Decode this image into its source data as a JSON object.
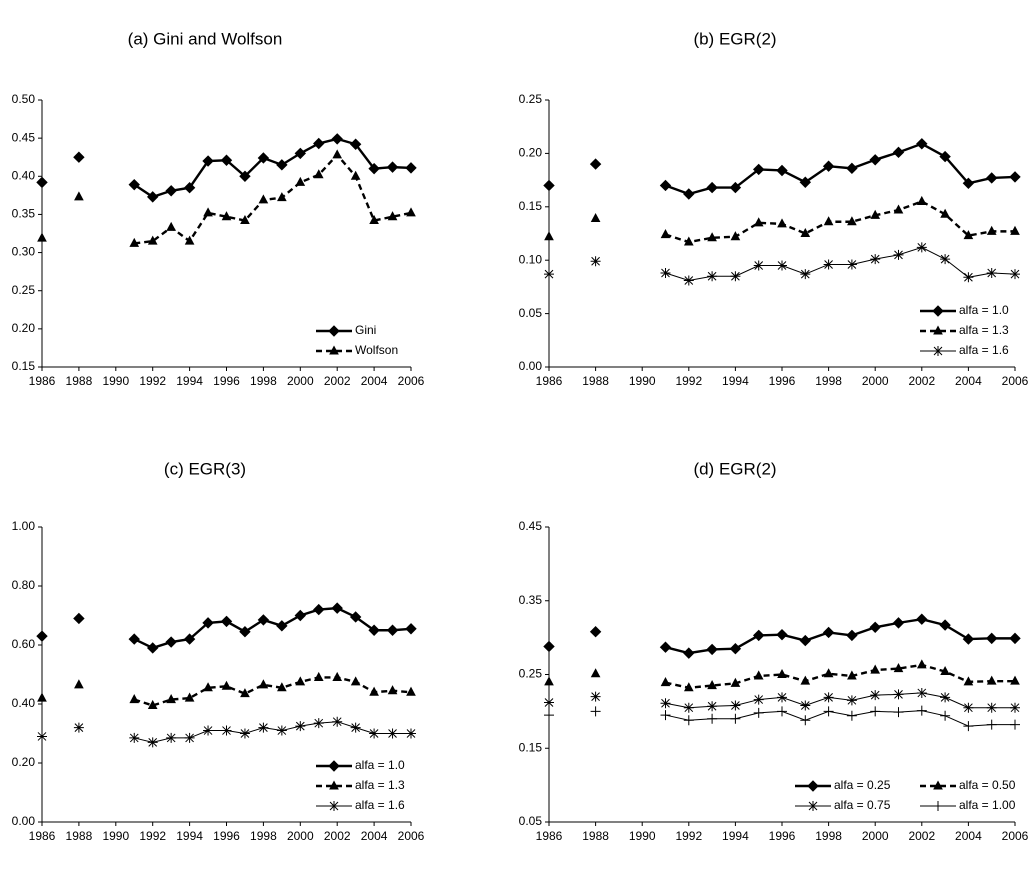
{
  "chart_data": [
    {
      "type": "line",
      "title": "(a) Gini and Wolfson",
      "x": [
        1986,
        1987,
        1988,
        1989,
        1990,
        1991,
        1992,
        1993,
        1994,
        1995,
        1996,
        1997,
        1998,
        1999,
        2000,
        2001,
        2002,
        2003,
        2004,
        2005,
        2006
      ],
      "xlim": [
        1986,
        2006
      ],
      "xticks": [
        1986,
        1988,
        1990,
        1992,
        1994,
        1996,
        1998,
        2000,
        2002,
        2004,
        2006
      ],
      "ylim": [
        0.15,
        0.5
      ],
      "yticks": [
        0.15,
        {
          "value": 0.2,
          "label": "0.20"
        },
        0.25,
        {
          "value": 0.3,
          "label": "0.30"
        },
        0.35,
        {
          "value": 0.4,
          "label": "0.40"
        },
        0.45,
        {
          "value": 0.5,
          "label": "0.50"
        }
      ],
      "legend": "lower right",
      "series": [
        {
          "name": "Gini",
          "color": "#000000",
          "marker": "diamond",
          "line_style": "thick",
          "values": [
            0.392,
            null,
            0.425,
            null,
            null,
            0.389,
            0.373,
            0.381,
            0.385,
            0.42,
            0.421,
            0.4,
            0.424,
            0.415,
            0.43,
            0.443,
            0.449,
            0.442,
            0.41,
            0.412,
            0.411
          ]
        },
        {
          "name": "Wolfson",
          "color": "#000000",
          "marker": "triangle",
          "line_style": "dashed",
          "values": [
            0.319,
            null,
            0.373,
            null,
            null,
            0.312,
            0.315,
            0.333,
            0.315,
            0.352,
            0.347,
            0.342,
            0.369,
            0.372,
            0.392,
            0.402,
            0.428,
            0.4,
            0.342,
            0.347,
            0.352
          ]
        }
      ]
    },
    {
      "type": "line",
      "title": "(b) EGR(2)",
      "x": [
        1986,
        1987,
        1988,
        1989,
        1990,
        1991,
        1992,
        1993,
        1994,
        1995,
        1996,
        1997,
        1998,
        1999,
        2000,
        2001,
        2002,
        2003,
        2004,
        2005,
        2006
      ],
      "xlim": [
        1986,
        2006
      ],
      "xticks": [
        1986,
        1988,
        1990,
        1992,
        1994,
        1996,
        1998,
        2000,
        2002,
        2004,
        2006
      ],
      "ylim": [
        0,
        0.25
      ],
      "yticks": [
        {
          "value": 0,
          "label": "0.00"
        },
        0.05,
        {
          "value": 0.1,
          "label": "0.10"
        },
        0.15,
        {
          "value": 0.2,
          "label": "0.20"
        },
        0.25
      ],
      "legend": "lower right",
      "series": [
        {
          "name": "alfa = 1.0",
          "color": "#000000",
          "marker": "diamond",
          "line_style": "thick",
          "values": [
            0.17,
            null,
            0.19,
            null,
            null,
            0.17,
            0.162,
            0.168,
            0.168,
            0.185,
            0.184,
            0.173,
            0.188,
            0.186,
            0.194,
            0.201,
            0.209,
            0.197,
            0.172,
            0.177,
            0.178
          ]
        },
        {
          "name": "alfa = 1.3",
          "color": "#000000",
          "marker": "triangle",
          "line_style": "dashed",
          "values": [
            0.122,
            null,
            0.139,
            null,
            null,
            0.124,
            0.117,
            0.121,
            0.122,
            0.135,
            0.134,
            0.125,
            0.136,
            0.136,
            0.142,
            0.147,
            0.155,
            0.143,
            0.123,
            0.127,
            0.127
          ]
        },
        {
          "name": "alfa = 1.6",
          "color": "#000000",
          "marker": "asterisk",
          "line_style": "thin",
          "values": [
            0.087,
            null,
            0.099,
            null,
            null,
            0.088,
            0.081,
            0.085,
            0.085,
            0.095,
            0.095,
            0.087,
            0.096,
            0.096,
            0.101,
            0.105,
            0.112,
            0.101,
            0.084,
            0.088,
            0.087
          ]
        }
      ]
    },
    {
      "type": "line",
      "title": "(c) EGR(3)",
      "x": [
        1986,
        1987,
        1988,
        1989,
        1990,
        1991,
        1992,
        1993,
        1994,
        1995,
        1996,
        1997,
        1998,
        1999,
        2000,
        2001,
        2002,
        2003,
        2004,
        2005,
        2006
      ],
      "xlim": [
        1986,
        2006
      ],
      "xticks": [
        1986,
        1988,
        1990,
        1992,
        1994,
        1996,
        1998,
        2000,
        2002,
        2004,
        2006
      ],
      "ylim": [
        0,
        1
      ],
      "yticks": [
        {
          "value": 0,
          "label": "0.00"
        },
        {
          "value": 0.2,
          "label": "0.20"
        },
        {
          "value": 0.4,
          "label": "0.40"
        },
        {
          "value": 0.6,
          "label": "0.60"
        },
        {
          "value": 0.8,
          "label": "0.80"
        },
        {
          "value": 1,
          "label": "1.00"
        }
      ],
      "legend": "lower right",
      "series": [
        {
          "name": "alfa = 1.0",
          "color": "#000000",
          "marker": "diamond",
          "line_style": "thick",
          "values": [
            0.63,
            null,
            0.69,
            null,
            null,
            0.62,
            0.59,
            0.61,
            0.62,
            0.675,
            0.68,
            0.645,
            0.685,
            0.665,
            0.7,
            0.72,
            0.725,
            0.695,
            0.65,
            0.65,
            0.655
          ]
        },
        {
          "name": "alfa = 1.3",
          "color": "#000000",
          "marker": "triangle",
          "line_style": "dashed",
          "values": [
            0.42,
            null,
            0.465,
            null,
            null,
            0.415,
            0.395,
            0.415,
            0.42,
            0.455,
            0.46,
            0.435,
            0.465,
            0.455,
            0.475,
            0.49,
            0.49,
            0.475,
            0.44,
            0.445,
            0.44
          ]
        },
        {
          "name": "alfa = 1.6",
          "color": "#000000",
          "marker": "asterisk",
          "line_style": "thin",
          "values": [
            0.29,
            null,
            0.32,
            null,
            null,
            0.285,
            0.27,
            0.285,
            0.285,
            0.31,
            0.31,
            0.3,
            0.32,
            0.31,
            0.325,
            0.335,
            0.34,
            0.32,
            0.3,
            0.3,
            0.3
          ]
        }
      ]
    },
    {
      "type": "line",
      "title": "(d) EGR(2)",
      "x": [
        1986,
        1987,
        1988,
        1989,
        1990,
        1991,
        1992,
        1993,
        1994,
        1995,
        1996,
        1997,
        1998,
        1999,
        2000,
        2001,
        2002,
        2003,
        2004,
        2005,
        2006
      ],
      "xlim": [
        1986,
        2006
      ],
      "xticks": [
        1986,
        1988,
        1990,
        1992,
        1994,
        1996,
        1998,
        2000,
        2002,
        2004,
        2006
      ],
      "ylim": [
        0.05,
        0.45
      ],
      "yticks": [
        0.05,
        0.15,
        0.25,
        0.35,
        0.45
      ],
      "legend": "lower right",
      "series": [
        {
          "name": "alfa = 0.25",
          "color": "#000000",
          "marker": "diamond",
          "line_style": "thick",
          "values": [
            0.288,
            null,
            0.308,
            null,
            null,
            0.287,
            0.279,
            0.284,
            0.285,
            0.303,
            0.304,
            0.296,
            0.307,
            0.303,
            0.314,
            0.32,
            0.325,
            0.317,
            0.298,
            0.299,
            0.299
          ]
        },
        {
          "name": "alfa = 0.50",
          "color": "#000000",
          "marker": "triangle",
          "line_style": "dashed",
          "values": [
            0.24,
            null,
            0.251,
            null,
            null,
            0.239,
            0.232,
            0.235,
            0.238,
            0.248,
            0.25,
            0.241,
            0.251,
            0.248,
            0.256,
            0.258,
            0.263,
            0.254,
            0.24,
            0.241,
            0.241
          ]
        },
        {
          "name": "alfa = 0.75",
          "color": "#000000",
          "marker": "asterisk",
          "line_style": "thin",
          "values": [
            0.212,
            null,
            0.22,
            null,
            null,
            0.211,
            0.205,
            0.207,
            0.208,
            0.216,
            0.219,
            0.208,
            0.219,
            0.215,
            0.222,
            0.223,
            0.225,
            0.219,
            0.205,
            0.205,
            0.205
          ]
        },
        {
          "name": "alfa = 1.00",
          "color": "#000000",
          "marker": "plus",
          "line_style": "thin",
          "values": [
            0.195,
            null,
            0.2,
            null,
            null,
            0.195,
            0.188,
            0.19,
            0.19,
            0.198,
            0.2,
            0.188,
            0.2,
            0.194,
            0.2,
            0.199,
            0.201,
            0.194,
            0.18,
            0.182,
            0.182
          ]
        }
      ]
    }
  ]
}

## Short exercise
Pick out the lines above that hold the string "alfa" and show them.

## Written solution
          "name": "alfa = 1.0",
          "name": "alfa = 1.3",
          "name": "alfa = 1.6",
          "name": "alfa = 1.0",
          "name": "alfa = 1.3",
          "name": "alfa = 1.6",
          "name": "alfa = 0.25",
          "name": "alfa = 0.50",
          "name": "alfa = 0.75",
          "name": "alfa = 1.00",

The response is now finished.